* TASK TO CARRY OUT
Go through the entries below and print each one exactly, leaving out pictures.

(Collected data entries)
----

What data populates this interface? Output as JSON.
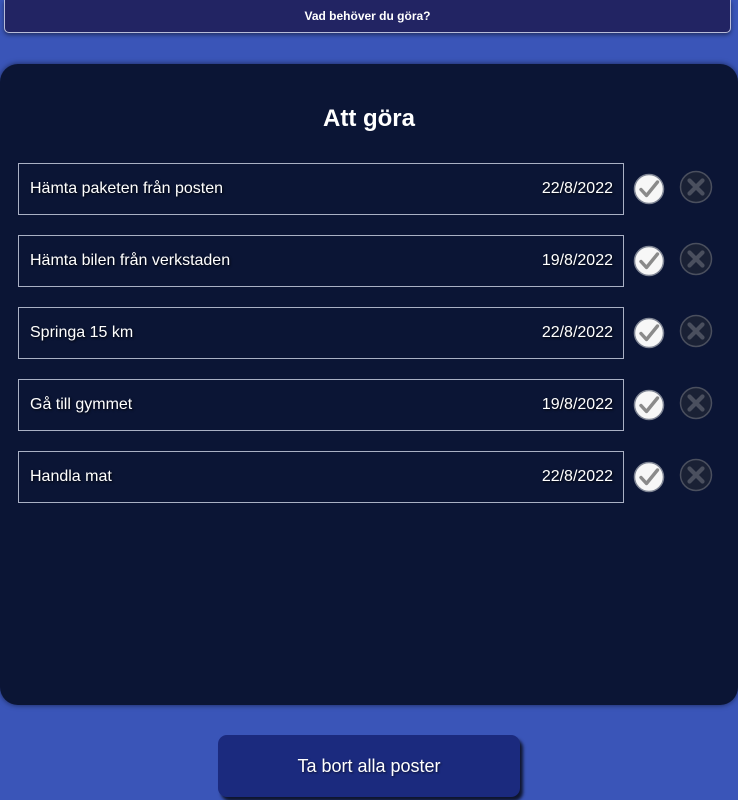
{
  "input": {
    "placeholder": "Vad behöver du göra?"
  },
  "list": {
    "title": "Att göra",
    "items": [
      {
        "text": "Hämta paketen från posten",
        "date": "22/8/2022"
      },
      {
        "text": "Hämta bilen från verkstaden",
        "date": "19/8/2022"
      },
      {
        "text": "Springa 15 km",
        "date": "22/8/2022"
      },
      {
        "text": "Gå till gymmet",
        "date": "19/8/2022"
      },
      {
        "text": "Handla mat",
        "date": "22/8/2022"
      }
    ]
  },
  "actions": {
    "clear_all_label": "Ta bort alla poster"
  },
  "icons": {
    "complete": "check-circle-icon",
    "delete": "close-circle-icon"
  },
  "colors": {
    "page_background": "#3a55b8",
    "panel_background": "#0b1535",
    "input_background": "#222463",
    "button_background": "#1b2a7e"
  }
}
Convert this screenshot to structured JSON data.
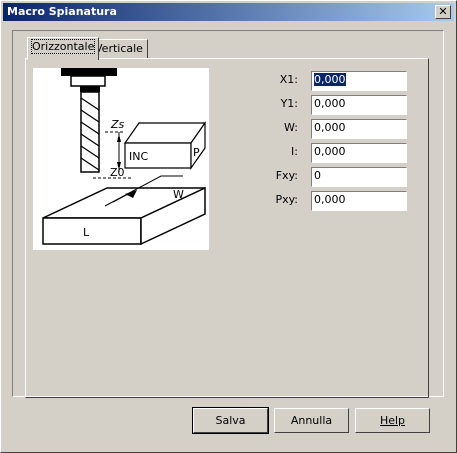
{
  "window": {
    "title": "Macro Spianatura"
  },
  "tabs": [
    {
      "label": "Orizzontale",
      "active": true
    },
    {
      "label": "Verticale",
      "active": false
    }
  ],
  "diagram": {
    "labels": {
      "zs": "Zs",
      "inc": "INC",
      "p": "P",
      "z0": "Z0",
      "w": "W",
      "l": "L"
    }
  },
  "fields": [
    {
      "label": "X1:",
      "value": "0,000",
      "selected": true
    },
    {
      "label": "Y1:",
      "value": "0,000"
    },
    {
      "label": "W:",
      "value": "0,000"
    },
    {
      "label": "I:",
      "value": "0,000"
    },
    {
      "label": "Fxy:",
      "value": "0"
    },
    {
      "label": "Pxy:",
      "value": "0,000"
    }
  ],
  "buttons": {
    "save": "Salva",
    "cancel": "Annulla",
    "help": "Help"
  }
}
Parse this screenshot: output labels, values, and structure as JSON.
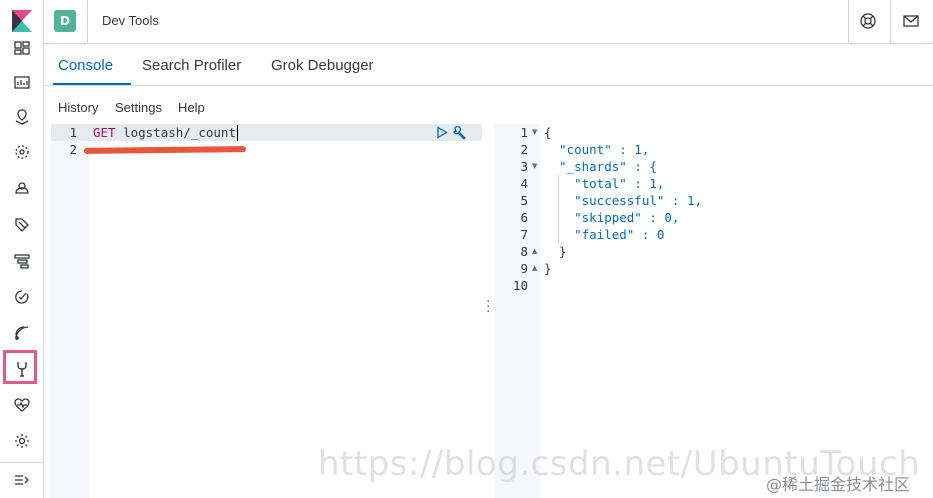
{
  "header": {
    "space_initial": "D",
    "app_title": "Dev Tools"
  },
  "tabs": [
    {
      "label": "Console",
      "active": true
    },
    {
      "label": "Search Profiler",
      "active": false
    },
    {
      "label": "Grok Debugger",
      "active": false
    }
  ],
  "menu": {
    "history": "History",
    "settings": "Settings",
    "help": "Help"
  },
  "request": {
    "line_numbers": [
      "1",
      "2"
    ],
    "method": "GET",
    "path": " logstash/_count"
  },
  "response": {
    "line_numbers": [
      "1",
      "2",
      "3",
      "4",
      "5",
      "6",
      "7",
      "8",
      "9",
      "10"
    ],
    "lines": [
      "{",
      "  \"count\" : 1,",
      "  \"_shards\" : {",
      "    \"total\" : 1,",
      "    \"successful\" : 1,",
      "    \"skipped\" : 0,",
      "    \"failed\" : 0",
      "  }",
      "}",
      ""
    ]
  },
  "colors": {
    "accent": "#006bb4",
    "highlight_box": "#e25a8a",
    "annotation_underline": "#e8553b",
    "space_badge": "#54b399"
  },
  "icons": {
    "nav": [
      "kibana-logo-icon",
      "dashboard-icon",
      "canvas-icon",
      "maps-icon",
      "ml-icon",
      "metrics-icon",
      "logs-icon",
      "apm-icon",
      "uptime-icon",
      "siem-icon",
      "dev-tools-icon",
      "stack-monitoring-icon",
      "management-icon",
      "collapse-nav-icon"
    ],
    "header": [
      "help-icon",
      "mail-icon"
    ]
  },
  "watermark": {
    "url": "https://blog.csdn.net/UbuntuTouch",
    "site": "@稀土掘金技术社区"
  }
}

----

* WRITTEN SOLUTION
What data populates this interface? Output as JSON.
{
  "input": {
    "placeholder": "Vad behöver du göra?"
  },
  "list": {
    "title": "Att göra",
    "items": [
      {
        "text": "Hämta paketen från posten",
        "date": "22/8/2022"
      },
      {
        "text": "Hämta bilen från verkstaden",
        "date": "19/8/2022"
      },
      {
        "text": "Springa 15 km",
        "date": "22/8/2022"
      },
      {
        "text": "Gå till gymmet",
        "date": "19/8/2022"
      },
      {
        "text": "Handla mat",
        "date": "22/8/2022"
      }
    ]
  },
  "actions": {
    "clear_all_label": "Ta bort alla poster"
  },
  "icons": {
    "complete": "check-circle-icon",
    "delete": "close-circle-icon"
  },
  "colors": {
    "page_background": "#3a55b8",
    "panel_background": "#0b1535",
    "input_background": "#222463",
    "button_background": "#1b2a7e"
  }
}
Convert this screenshot to structured JSON data.
{
  "window": {
    "title": "Macro Spianatura"
  },
  "tabs": [
    {
      "label": "Orizzontale",
      "active": true
    },
    {
      "label": "Verticale",
      "active": false
    }
  ],
  "diagram": {
    "labels": {
      "zs": "Zs",
      "inc": "INC",
      "p": "P",
      "z0": "Z0",
      "w": "W",
      "l": "L"
    }
  },
  "fields": [
    {
      "label": "X1:",
      "value": "0,000",
      "selected": true
    },
    {
      "label": "Y1:",
      "value": "0,000"
    },
    {
      "label": "W:",
      "value": "0,000"
    },
    {
      "label": "I:",
      "value": "0,000"
    },
    {
      "label": "Fxy:",
      "value": "0"
    },
    {
      "label": "Pxy:",
      "value": "0,000"
    }
  ],
  "buttons": {
    "save": "Salva",
    "cancel": "Annulla",
    "help": "Help"
  }
}
Parse this screenshot: output labels, values, and structure as JSON.
{
  "header": {
    "space_initial": "D",
    "app_title": "Dev Tools"
  },
  "tabs": [
    {
      "label": "Console",
      "active": true
    },
    {
      "label": "Search Profiler",
      "active": false
    },
    {
      "label": "Grok Debugger",
      "active": false
    }
  ],
  "menu": {
    "history": "History",
    "settings": "Settings",
    "help": "Help"
  },
  "request": {
    "line_numbers": [
      "1",
      "2"
    ],
    "method": "GET",
    "path": " logstash/_count"
  },
  "response": {
    "line_numbers": [
      "1",
      "2",
      "3",
      "4",
      "5",
      "6",
      "7",
      "8",
      "9",
      "10"
    ],
    "lines": [
      "{",
      "  \"count\" : 1,",
      "  \"_shards\" : {",
      "    \"total\" : 1,",
      "    \"successful\" : 1,",
      "    \"skipped\" : 0,",
      "    \"failed\" : 0",
      "  }",
      "}",
      ""
    ]
  },
  "colors": {
    "accent": "#006bb4",
    "highlight_box": "#e25a8a",
    "annotation_underline": "#e8553b",
    "space_badge": "#54b399"
  },
  "icons": {
    "nav": [
      "kibana-logo-icon",
      "dashboard-icon",
      "canvas-icon",
      "maps-icon",
      "ml-icon",
      "metrics-icon",
      "logs-icon",
      "apm-icon",
      "uptime-icon",
      "siem-icon",
      "dev-tools-icon",
      "stack-monitoring-icon",
      "management-icon",
      "collapse-nav-icon"
    ],
    "header": [
      "help-icon",
      "mail-icon"
    ]
  },
  "watermark": {
    "url": "https://blog.csdn.net/UbuntuTouch",
    "site": "@稀土掘金技术社区"
  }
}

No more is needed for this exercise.